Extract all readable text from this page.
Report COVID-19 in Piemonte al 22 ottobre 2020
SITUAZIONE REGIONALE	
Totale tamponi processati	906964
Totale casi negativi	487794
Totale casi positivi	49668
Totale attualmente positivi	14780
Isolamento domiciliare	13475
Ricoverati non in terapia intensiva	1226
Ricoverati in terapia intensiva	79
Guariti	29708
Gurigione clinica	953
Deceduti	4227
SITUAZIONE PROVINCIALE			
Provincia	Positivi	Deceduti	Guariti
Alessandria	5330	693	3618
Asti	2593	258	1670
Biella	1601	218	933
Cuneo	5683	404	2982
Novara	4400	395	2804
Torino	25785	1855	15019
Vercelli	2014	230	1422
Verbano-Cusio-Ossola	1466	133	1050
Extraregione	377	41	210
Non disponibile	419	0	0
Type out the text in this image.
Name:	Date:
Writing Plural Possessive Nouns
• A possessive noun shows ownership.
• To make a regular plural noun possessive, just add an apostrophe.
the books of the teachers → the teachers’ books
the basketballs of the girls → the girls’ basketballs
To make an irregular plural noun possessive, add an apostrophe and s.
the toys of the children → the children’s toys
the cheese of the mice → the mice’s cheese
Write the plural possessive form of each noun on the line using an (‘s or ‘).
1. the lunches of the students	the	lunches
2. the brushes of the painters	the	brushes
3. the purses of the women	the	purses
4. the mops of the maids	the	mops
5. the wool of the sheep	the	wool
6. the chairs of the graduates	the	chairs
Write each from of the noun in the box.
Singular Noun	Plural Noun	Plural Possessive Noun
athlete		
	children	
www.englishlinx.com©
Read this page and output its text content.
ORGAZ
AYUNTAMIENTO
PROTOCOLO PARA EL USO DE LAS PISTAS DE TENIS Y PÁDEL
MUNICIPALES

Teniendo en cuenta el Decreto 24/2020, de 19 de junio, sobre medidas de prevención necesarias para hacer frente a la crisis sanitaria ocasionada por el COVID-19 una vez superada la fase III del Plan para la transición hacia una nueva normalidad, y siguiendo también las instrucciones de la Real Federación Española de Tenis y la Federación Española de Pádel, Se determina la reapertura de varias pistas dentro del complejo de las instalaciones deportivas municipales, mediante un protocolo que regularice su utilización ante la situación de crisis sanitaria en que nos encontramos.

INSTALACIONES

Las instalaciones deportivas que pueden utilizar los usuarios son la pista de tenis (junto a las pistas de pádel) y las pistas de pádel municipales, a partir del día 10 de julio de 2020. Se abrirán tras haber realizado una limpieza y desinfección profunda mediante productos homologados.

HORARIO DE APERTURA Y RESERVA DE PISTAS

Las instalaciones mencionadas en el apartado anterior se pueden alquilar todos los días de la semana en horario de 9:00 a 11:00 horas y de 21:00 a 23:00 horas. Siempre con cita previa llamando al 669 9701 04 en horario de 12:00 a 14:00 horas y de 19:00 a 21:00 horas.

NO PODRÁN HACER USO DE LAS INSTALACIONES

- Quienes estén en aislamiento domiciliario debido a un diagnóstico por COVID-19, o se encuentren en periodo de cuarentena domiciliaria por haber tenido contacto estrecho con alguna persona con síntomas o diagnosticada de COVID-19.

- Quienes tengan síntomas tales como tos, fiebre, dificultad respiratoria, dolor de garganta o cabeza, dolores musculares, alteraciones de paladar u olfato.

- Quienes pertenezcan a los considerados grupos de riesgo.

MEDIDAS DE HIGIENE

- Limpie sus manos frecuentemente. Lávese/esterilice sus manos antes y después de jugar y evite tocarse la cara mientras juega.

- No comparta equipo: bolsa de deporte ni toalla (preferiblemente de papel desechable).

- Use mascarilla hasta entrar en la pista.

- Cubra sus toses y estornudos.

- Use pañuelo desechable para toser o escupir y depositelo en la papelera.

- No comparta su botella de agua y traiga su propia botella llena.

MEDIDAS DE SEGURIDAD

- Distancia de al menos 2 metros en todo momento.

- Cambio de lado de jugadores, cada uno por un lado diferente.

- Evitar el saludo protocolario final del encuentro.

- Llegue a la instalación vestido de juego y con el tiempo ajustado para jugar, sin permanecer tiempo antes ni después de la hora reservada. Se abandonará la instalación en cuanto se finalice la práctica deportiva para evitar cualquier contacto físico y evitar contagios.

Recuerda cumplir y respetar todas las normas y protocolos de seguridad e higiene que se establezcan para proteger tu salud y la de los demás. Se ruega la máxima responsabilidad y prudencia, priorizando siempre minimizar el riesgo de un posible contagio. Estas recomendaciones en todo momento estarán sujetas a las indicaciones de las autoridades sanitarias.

> [DIRECTIONS]: Find every line that has "make" in it, then return those lines.

> [EXERCISE ANSWER]:
• To make a regular plural noun possessive, just add an apostrophe.
To make an irregular plural noun possessive, add an apostrophe and s.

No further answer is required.